> _TASK STATEMENT_
Every entry must be echoed exactly.

───── INPUT FOR THIS TASK ─────

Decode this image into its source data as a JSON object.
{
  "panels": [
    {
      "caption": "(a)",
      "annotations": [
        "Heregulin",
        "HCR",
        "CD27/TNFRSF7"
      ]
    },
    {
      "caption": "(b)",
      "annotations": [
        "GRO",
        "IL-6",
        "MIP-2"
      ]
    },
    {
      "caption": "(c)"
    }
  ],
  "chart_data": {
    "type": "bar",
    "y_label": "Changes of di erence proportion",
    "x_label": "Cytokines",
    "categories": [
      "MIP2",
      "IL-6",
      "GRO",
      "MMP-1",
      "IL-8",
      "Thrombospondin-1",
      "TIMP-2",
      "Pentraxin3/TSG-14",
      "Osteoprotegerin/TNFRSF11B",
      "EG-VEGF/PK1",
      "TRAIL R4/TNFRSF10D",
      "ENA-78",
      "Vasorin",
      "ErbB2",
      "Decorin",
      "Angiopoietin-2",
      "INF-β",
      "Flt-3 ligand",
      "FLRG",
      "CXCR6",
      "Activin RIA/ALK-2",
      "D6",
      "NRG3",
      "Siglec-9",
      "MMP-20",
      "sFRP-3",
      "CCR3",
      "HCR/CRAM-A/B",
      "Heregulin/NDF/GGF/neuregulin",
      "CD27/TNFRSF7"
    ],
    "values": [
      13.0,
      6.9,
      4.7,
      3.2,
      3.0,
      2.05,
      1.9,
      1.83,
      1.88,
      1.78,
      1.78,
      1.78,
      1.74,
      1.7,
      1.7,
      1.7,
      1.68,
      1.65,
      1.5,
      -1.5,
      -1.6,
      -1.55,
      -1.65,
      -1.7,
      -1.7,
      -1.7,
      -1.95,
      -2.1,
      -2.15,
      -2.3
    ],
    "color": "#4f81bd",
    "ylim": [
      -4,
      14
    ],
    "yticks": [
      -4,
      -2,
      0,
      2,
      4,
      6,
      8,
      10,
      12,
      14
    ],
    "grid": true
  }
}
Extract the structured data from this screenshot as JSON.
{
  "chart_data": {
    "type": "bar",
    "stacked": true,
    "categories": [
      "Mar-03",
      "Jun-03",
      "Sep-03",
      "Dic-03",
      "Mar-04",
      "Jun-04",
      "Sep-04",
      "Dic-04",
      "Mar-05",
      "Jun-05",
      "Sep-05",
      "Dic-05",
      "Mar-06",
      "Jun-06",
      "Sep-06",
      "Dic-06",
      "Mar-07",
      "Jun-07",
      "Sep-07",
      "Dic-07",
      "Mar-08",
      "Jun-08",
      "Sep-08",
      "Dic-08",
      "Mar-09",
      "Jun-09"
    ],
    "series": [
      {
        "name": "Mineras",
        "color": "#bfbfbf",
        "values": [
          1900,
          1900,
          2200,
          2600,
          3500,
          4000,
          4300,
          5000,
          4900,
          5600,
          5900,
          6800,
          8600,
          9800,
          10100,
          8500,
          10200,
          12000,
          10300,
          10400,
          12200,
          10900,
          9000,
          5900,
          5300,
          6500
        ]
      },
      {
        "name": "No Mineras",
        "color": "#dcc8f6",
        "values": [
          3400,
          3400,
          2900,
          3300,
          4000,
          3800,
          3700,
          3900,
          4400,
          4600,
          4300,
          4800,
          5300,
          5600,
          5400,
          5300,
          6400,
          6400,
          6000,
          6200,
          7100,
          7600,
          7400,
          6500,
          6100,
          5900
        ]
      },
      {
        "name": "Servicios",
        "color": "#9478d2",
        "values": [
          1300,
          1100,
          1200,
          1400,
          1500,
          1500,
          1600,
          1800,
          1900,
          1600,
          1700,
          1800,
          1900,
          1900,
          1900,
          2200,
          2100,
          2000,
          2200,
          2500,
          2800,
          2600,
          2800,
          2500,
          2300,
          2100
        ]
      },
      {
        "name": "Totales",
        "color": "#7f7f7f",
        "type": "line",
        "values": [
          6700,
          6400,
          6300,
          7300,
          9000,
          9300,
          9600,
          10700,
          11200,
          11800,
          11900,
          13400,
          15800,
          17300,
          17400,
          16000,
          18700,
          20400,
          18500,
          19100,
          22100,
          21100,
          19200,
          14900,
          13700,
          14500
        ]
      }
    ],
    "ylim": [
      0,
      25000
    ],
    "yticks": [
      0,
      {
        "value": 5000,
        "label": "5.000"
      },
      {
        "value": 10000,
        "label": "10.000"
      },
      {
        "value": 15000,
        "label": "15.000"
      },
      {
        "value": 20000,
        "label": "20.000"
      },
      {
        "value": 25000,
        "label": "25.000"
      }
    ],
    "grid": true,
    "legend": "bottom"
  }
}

─────

> _TASK RESULT_
Decode this image into its source data as a JSON object.
{
  "panels": [
    {
      "caption": "(a)",
      "annotations": [
        "Heregulin",
        "HCR",
        "CD27/TNFRSF7"
      ]
    },
    {
      "caption": "(b)",
      "annotations": [
        "GRO",
        "IL-6",
        "MIP-2"
      ]
    },
    {
      "caption": "(c)"
    }
  ],
  "chart_data": {
    "type": "bar",
    "y_label": "Changes of di erence proportion",
    "x_label": "Cytokines",
    "categories": [
      "MIP2",
      "IL-6",
      "GRO",
      "MMP-1",
      "IL-8",
      "Thrombospondin-1",
      "TIMP-2",
      "Pentraxin3/TSG-14",
      "Osteoprotegerin/TNFRSF11B",
      "EG-VEGF/PK1",
      "TRAIL R4/TNFRSF10D",
      "ENA-78",
      "Vasorin",
      "ErbB2",
      "Decorin",
      "Angiopoietin-2",
      "INF-β",
      "Flt-3 ligand",
      "FLRG",
      "CXCR6",
      "Activin RIA/ALK-2",
      "D6",
      "NRG3",
      "Siglec-9",
      "MMP-20",
      "sFRP-3",
      "CCR3",
      "HCR/CRAM-A/B",
      "Heregulin/NDF/GGF/neuregulin",
      "CD27/TNFRSF7"
    ],
    "values": [
      13.0,
      6.9,
      4.7,
      3.2,
      3.0,
      2.05,
      1.9,
      1.83,
      1.88,
      1.78,
      1.78,
      1.78,
      1.74,
      1.7,
      1.7,
      1.7,
      1.68,
      1.65,
      1.5,
      -1.5,
      -1.6,
      -1.55,
      -1.65,
      -1.7,
      -1.7,
      -1.7,
      -1.95,
      -2.1,
      -2.15,
      -2.3
    ],
    "color": "#4f81bd",
    "ylim": [
      -4,
      14
    ],
    "yticks": [
      -4,
      -2,
      0,
      2,
      4,
      6,
      8,
      10,
      12,
      14
    ],
    "grid": true
  }
}
Extract the structured data from this screenshot as JSON.
{
  "chart_data": {
    "type": "bar",
    "stacked": true,
    "categories": [
      "Mar-03",
      "Jun-03",
      "Sep-03",
      "Dic-03",
      "Mar-04",
      "Jun-04",
      "Sep-04",
      "Dic-04",
      "Mar-05",
      "Jun-05",
      "Sep-05",
      "Dic-05",
      "Mar-06",
      "Jun-06",
      "Sep-06",
      "Dic-06",
      "Mar-07",
      "Jun-07",
      "Sep-07",
      "Dic-07",
      "Mar-08",
      "Jun-08",
      "Sep-08",
      "Dic-08",
      "Mar-09",
      "Jun-09"
    ],
    "series": [
      {
        "name": "Mineras",
        "color": "#bfbfbf",
        "values": [
          1900,
          1900,
          2200,
          2600,
          3500,
          4000,
          4300,
          5000,
          4900,
          5600,
          5900,
          6800,
          8600,
          9800,
          10100,
          8500,
          10200,
          12000,
          10300,
          10400,
          12200,
          10900,
          9000,
          5900,
          5300,
          6500
        ]
      },
      {
        "name": "No Mineras",
        "color": "#dcc8f6",
        "values": [
          3400,
          3400,
          2900,
          3300,
          4000,
          3800,
          3700,
          3900,
          4400,
          4600,
          4300,
          4800,
          5300,
          5600,
          5400,
          5300,
          6400,
          6400,
          6000,
          6200,
          7100,
          7600,
          7400,
          6500,
          6100,
          5900
        ]
      },
      {
        "name": "Servicios",
        "color": "#9478d2",
        "values": [
          1300,
          1100,
          1200,
          1400,
          1500,
          1500,
          1600,
          1800,
          1900,
          1600,
          1700,
          1800,
          1900,
          1900,
          1900,
          2200,
          2100,
          2000,
          2200,
          2500,
          2800,
          2600,
          2800,
          2500,
          2300,
          2100
        ]
      },
      {
        "name": "Totales",
        "color": "#7f7f7f",
        "type": "line",
        "values": [
          6700,
          6400,
          6300,
          7300,
          9000,
          9300,
          9600,
          10700,
          11200,
          11800,
          11900,
          13400,
          15800,
          17300,
          17400,
          16000,
          18700,
          20400,
          18500,
          19100,
          22100,
          21100,
          19200,
          14900,
          13700,
          14500
        ]
      }
    ],
    "ylim": [
      0,
      25000
    ],
    "yticks": [
      0,
      {
        "value": 5000,
        "label": "5.000"
      },
      {
        "value": 10000,
        "label": "10.000"
      },
      {
        "value": 15000,
        "label": "15.000"
      },
      {
        "value": 20000,
        "label": "20.000"
      },
      {
        "value": 25000,
        "label": "25.000"
      }
    ],
    "grid": true,
    "legend": "bottom"
  }
}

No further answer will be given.